* _Exercise inputs_
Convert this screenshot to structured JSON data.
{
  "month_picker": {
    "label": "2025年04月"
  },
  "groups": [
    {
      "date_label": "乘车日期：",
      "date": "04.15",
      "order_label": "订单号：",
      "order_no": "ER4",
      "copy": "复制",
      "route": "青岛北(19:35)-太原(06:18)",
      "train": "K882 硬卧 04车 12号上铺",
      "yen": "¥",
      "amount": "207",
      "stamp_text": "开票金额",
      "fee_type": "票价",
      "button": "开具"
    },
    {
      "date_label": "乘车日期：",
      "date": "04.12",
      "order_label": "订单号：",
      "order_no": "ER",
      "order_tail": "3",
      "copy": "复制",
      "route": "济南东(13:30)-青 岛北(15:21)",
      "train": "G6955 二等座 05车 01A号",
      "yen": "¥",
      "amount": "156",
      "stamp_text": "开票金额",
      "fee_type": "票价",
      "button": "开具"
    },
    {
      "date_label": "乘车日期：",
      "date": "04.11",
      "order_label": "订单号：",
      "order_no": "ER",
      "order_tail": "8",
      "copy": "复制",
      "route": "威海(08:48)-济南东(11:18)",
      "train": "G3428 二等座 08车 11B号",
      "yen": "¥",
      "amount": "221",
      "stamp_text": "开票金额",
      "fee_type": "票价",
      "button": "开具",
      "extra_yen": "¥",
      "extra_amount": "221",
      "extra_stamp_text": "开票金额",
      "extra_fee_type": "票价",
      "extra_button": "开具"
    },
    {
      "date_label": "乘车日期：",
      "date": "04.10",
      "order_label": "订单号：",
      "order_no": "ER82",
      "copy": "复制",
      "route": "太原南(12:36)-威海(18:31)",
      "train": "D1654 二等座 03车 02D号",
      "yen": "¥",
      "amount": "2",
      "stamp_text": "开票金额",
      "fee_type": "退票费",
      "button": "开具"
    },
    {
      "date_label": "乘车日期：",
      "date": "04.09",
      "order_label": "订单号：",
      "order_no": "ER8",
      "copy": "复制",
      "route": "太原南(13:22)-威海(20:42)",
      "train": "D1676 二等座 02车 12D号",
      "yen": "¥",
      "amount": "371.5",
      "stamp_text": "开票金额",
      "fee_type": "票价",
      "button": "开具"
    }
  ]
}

* _Description of the task_
Restate the listing in full, word for word.

* _Written reply_
Convert this screenshot to structured JSON data.
{
  "month_picker": {
    "label": "2025年04月"
  },
  "groups": [
    {
      "date_label": "乘车日期：",
      "date": "04.15",
      "order_label": "订单号：",
      "order_no": "ER4",
      "copy": "复制",
      "route": "青岛北(19:35)-太原(06:18)",
      "train": "K882 硬卧 04车 12号上铺",
      "yen": "¥",
      "amount": "207",
      "stamp_text": "开票金额",
      "fee_type": "票价",
      "button": "开具"
    },
    {
      "date_label": "乘车日期：",
      "date": "04.12",
      "order_label": "订单号：",
      "order_no": "ER",
      "order_tail": "3",
      "copy": "复制",
      "route": "济南东(13:30)-青 岛北(15:21)",
      "train": "G6955 二等座 05车 01A号",
      "yen": "¥",
      "amount": "156",
      "stamp_text": "开票金额",
      "fee_type": "票价",
      "button": "开具"
    },
    {
      "date_label": "乘车日期：",
      "date": "04.11",
      "order_label": "订单号：",
      "order_no": "ER",
      "order_tail": "8",
      "copy": "复制",
      "route": "威海(08:48)-济南东(11:18)",
      "train": "G3428 二等座 08车 11B号",
      "yen": "¥",
      "amount": "221",
      "stamp_text": "开票金额",
      "fee_type": "票价",
      "button": "开具",
      "extra_yen": "¥",
      "extra_amount": "221",
      "extra_stamp_text": "开票金额",
      "extra_fee_type": "票价",
      "extra_button": "开具"
    },
    {
      "date_label": "乘车日期：",
      "date": "04.10",
      "order_label": "订单号：",
      "order_no": "ER82",
      "copy": "复制",
      "route": "太原南(12:36)-威海(18:31)",
      "train": "D1654 二等座 03车 02D号",
      "yen": "¥",
      "amount": "2",
      "stamp_text": "开票金额",
      "fee_type": "退票费",
      "button": "开具"
    },
    {
      "date_label": "乘车日期：",
      "date": "04.09",
      "order_label": "订单号：",
      "order_no": "ER8",
      "copy": "复制",
      "route": "太原南(13:22)-威海(20:42)",
      "train": "D1676 二等座 02车 12D号",
      "yen": "¥",
      "amount": "371.5",
      "stamp_text": "开票金额",
      "fee_type": "票价",
      "button": "开具"
    }
  ]
}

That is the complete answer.